(Collected data)

=-=-=

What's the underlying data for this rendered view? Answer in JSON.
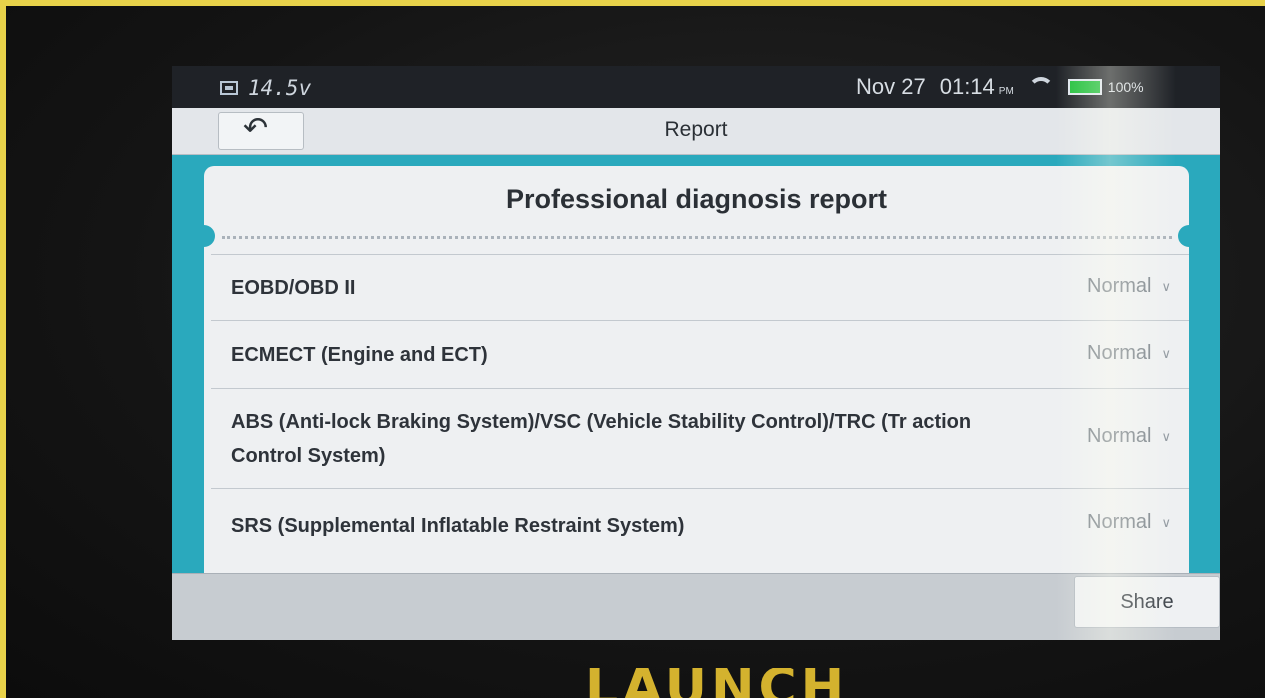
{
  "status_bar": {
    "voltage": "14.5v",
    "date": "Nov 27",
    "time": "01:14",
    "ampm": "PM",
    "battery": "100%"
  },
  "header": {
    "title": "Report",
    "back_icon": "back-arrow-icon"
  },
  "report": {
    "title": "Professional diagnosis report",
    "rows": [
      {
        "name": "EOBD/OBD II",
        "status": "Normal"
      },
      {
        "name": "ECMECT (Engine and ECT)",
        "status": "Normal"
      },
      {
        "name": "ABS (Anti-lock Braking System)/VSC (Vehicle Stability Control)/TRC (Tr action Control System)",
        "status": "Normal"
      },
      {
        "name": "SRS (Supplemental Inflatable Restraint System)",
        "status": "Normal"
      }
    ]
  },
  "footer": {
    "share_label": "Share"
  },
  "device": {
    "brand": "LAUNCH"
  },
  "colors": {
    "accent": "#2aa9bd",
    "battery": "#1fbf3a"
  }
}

=-=-=

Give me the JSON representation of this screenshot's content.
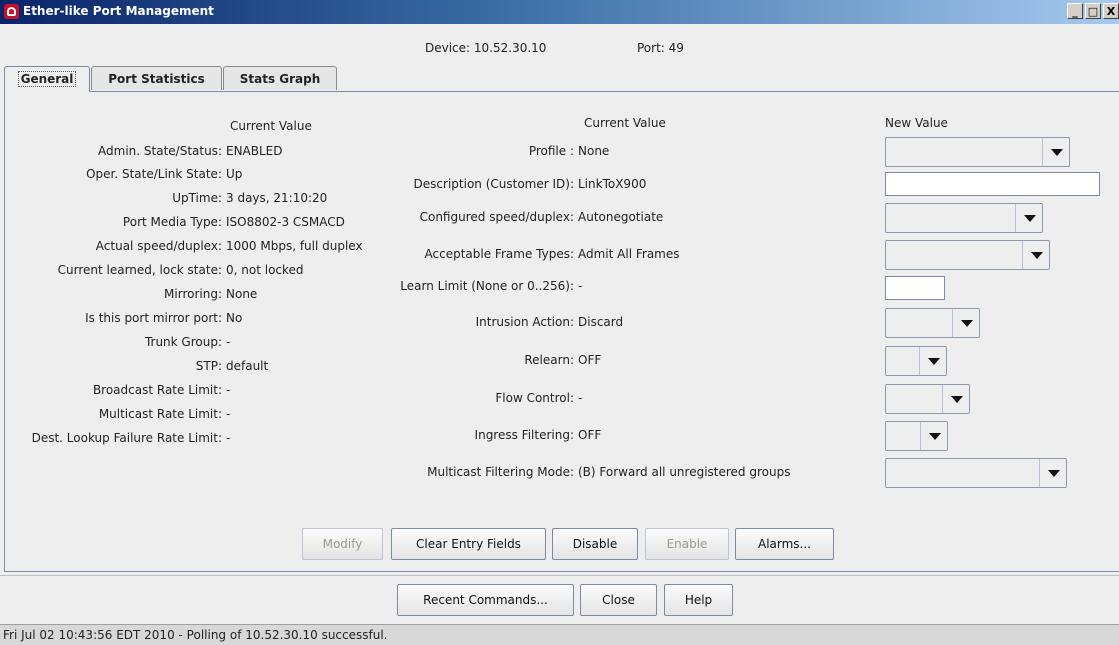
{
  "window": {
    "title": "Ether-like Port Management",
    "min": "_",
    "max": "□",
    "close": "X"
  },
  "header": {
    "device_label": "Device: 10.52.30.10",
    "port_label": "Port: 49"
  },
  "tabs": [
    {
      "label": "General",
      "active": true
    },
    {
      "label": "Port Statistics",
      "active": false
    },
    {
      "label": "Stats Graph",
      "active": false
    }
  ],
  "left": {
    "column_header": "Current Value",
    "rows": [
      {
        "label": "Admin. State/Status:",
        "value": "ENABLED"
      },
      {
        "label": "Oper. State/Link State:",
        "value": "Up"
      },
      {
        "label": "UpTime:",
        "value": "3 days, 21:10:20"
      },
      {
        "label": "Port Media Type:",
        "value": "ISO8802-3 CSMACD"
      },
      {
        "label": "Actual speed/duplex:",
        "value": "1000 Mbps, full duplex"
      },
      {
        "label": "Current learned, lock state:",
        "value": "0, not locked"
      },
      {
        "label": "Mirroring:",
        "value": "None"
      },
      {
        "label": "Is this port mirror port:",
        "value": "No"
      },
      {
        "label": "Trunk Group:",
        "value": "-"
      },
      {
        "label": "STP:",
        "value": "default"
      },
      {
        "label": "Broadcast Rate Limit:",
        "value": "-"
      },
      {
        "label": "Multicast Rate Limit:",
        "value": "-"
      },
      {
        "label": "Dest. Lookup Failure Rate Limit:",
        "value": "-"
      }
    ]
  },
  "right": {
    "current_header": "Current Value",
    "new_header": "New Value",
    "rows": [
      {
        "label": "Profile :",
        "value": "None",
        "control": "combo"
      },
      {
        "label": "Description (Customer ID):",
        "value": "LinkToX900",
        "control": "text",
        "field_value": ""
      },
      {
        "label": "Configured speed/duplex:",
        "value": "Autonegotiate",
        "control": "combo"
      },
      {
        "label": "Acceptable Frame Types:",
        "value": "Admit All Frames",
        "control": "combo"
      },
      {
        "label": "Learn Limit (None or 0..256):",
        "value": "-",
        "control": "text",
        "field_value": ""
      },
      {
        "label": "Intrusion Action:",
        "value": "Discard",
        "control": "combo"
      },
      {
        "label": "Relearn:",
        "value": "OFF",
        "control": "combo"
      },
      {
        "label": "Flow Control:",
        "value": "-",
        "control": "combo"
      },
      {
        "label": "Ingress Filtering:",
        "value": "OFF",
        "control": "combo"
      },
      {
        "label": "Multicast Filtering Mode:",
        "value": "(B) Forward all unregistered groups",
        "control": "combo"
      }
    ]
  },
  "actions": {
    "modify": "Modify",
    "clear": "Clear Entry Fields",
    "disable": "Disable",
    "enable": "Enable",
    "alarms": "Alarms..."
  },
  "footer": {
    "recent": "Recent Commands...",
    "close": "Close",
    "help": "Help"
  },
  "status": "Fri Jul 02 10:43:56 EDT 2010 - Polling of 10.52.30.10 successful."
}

=-=-=

EXERCISE PROMPT: Show all lines from the data above in which the word "Multicast" appears.

COMPLETE RESPONSE:
        "label": "Multicast Rate Limit:",
        "label": "Multicast Filtering Mode:",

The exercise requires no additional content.